Work to do
Show every line that has the string "胸锁关节" in it.

— start Material shown —

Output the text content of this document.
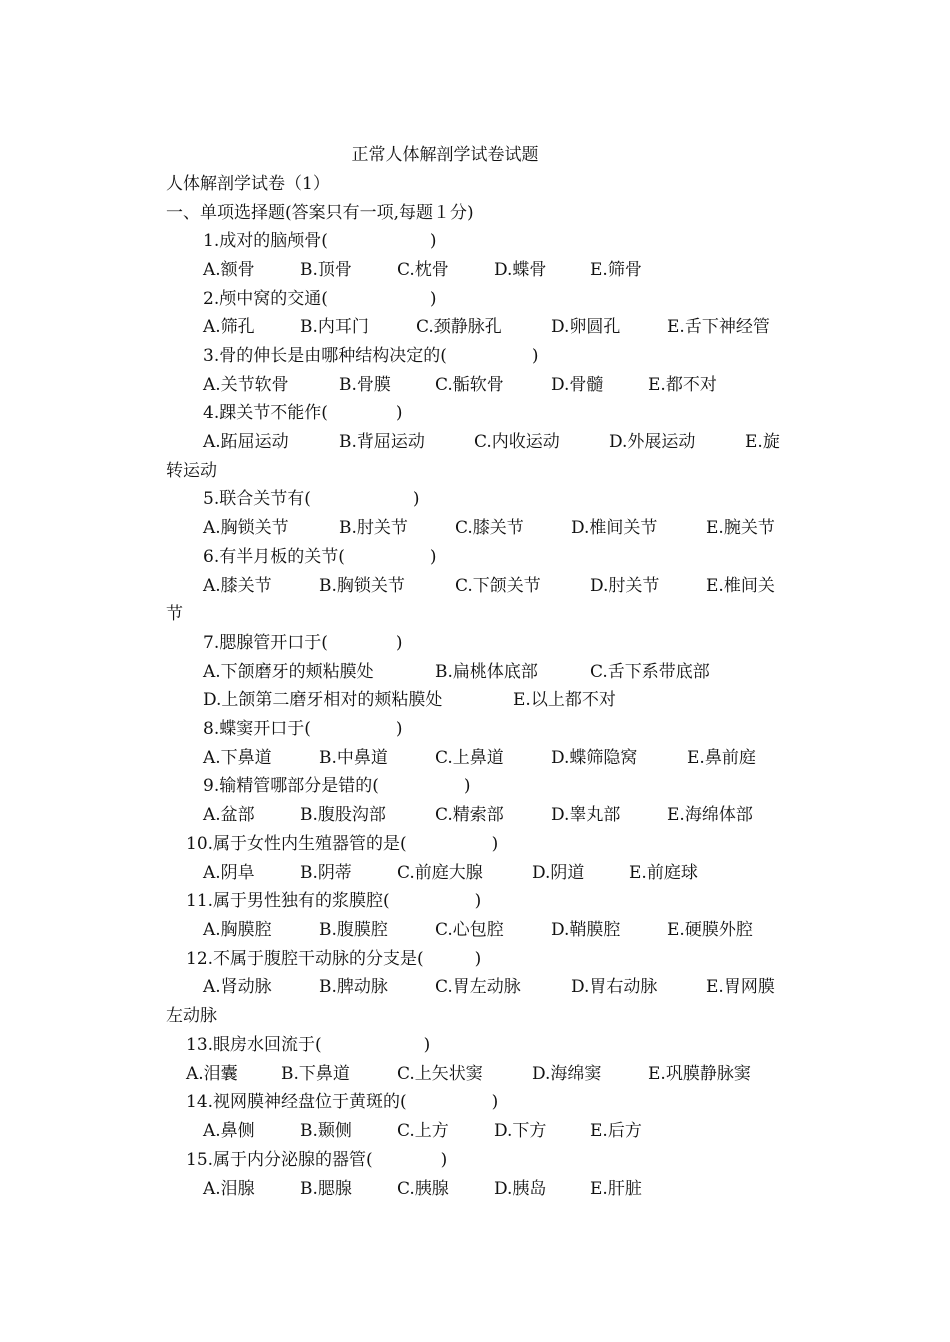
正常人体解剖学试卷试题
人体解剖学试卷（1）
一、单项选择题(答案只有一项,每题１分)
1.成对的脑颅骨(　　　　　　)
A.额骨	B.顶骨	C.枕骨	D.蝶骨	E.筛骨
2.颅中窝的交通(　　　　　　)
A.筛孔	B.内耳门	C.颈静脉孔	D.卵圆孔	E.舌下神经管
3.骨的伸长是由哪种结构决定的(　　　　　)
A.关节软骨	B.骨膜	C.骺软骨	D.骨髓	E.都不对
4.踝关节不能作(　　　　)
A.跖屈运动	B.背屈运动	C.内收运动	D.外展运动	E.旋
转运动
5.联合关节有(　　　　　　)
A.胸锁关节	B.肘关节	C.膝关节	D.椎间关节	E.腕关节
6.有半月板的关节(　　　　　)
A.膝关节	B.胸锁关节	C.下颌关节	D.肘关节	E.椎间关
节
7.腮腺管开口于(　　　　)
A.下颌磨牙的颊粘膜处	B.扁桃体底部	C.舌下系带底部
D.上颌第二磨牙相对的颊粘膜处	E.以上都不对
8.蝶窦开口于(　　　　　)
A.下鼻道	B.中鼻道	C.上鼻道	D.蝶筛隐窝	E.鼻前庭
9.输精管哪部分是错的(　　　　　)
A.盆部	B.腹股沟部	C.精索部	D.睾丸部	E.海绵体部
10.属于女性内生殖器管的是(　　　　　)
A.阴阜	B.阴蒂	C.前庭大腺	D.阴道	E.前庭球
11.属于男性独有的浆膜腔(　　　　　)
A.胸膜腔	B.腹膜腔	C.心包腔	D.鞘膜腔	E.硬膜外腔
12.不属于腹腔干动脉的分支是(　　　)
A.肾动脉	B.脾动脉	C.胃左动脉	D.胃右动脉	E.胃网膜
左动脉
13.眼房水回流于(　　　　　　)
A.泪囊	B.下鼻道	C.上矢状窦	D.海绵窦	E.巩膜静脉窦
14.视网膜神经盘位于黄斑的(　　　　　)
A.鼻侧	B.颞侧	C.上方	D.下方	E.后方
15.属于内分泌腺的器管(　　　　)
A.泪腺	B.腮腺	C.胰腺	D.胰岛	E.肝脏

— end Material shown —

Response to the task
A.胸锁关节	B.肘关节	C.膝关节	D.椎间关节	E.腕关节
A.膝关节	B.胸锁关节	C.下颌关节	D.肘关节	E.椎间关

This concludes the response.